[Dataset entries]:
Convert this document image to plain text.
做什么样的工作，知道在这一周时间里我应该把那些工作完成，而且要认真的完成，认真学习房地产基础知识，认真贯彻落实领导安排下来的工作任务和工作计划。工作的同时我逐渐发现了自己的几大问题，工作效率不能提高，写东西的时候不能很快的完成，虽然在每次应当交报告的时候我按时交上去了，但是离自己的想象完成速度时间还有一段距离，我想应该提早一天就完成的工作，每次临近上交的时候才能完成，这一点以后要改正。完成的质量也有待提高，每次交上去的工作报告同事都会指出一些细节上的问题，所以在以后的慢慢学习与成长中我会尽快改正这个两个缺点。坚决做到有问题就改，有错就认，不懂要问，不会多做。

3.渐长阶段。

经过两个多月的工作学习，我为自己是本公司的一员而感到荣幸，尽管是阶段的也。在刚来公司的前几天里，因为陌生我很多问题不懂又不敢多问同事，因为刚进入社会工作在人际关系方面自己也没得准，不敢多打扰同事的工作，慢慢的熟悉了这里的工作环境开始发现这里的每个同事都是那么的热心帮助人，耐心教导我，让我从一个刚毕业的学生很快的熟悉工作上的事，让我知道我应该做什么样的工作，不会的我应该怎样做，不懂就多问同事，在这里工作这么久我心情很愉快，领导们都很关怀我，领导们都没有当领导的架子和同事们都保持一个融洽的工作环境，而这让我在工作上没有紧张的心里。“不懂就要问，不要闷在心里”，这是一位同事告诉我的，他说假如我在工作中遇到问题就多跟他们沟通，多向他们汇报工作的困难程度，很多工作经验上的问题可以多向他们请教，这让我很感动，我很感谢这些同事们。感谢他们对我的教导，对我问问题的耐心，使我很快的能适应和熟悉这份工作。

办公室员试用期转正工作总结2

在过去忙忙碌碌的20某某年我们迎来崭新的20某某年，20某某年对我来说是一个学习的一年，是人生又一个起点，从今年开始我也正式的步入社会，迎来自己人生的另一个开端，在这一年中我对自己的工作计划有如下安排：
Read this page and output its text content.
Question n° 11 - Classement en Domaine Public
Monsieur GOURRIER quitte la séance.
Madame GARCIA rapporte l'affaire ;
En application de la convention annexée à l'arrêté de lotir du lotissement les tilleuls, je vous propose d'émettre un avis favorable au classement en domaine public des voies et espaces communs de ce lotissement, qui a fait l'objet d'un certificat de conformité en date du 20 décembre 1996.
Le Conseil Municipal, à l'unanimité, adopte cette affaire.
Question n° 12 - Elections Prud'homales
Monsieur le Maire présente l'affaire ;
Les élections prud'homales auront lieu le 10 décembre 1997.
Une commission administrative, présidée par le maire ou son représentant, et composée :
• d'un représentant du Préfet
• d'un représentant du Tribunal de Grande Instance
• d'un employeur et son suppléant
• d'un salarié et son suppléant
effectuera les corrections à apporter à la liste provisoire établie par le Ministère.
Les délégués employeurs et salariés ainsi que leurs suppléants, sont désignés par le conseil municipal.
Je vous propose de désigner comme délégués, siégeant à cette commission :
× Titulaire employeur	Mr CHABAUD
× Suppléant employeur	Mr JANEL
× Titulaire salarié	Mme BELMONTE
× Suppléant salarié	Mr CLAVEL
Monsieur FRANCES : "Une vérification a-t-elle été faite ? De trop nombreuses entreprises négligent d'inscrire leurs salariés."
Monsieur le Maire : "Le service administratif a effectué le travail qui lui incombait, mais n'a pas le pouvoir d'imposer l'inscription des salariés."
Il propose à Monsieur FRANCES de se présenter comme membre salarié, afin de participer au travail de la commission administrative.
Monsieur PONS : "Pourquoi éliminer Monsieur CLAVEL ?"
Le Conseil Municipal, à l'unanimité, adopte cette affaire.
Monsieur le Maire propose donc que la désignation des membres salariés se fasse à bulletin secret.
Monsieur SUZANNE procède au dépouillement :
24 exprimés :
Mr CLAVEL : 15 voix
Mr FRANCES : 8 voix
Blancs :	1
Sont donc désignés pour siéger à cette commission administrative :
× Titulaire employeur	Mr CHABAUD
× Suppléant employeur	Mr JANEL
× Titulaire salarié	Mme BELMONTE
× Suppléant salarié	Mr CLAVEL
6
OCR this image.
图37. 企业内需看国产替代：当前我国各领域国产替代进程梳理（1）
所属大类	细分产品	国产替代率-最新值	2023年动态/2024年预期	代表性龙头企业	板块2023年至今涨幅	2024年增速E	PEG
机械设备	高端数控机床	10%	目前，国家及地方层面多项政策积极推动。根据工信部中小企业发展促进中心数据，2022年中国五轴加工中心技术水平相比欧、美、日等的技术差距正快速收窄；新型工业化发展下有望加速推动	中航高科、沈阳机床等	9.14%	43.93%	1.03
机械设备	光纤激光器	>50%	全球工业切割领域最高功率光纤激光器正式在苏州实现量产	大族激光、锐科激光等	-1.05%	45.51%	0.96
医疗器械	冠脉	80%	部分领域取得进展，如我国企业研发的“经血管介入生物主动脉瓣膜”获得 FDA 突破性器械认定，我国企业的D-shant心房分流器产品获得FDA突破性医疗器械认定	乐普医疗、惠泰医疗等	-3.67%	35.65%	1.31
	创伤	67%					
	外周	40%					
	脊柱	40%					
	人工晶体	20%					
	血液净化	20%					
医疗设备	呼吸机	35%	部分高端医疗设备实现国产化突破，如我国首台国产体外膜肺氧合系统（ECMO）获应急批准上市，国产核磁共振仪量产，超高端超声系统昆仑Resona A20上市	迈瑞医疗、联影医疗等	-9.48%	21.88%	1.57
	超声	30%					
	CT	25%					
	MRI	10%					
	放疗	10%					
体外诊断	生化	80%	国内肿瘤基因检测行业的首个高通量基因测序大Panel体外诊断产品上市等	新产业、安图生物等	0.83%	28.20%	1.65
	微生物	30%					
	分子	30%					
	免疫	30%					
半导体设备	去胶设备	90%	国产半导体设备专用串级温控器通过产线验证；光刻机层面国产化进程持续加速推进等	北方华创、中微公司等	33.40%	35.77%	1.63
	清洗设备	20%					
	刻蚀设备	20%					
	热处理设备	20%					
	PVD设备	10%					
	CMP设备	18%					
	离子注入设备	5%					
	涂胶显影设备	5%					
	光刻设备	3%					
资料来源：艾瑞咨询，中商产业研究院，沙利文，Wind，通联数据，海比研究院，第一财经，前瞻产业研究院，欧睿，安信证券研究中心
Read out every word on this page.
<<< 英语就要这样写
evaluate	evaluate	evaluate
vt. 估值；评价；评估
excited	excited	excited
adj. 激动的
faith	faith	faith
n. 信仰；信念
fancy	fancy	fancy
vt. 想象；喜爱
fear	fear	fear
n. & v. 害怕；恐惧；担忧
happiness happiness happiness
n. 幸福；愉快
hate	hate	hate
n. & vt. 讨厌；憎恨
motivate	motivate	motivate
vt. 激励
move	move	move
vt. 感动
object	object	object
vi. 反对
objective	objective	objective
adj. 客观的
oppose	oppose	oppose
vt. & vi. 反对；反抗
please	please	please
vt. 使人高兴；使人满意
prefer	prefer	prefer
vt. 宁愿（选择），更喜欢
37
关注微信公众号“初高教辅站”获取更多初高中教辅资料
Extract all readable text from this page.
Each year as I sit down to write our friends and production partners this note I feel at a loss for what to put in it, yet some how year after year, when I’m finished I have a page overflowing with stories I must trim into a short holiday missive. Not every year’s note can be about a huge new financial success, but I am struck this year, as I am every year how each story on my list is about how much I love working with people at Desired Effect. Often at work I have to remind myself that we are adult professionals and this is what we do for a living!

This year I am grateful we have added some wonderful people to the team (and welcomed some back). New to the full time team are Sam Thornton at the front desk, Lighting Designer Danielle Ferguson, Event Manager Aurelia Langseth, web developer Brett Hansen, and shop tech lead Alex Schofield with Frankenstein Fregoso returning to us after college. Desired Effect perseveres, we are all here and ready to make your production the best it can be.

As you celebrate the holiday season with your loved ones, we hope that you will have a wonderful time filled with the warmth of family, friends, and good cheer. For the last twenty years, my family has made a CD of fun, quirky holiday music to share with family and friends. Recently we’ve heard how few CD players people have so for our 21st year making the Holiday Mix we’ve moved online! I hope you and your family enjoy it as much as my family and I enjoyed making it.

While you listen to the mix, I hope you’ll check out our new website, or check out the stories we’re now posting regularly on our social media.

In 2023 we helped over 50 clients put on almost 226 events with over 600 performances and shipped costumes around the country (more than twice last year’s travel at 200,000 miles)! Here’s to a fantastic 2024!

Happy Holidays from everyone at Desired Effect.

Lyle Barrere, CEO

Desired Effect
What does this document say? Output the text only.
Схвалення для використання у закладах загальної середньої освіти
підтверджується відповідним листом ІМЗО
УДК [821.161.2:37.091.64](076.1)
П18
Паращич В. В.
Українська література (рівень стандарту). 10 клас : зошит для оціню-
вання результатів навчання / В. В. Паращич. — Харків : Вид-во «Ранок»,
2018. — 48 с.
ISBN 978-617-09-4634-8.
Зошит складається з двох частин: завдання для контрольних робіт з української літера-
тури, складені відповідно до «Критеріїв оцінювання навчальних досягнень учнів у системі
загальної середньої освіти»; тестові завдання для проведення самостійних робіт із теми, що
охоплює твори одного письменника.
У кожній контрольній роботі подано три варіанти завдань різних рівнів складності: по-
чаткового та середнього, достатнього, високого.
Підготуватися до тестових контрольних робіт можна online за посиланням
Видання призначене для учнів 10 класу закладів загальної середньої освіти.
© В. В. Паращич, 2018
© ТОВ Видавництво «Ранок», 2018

[PROBLEM DESCRIPTION]:
Using the material above, report each line where "désignés" occurs.

[RESULT BELOW]:
Les délégués employeurs et salariés ainsi que leurs suppléants, sont désignés par le conseil municipal.
Sont donc désignés pour siéger à cette commission administrative :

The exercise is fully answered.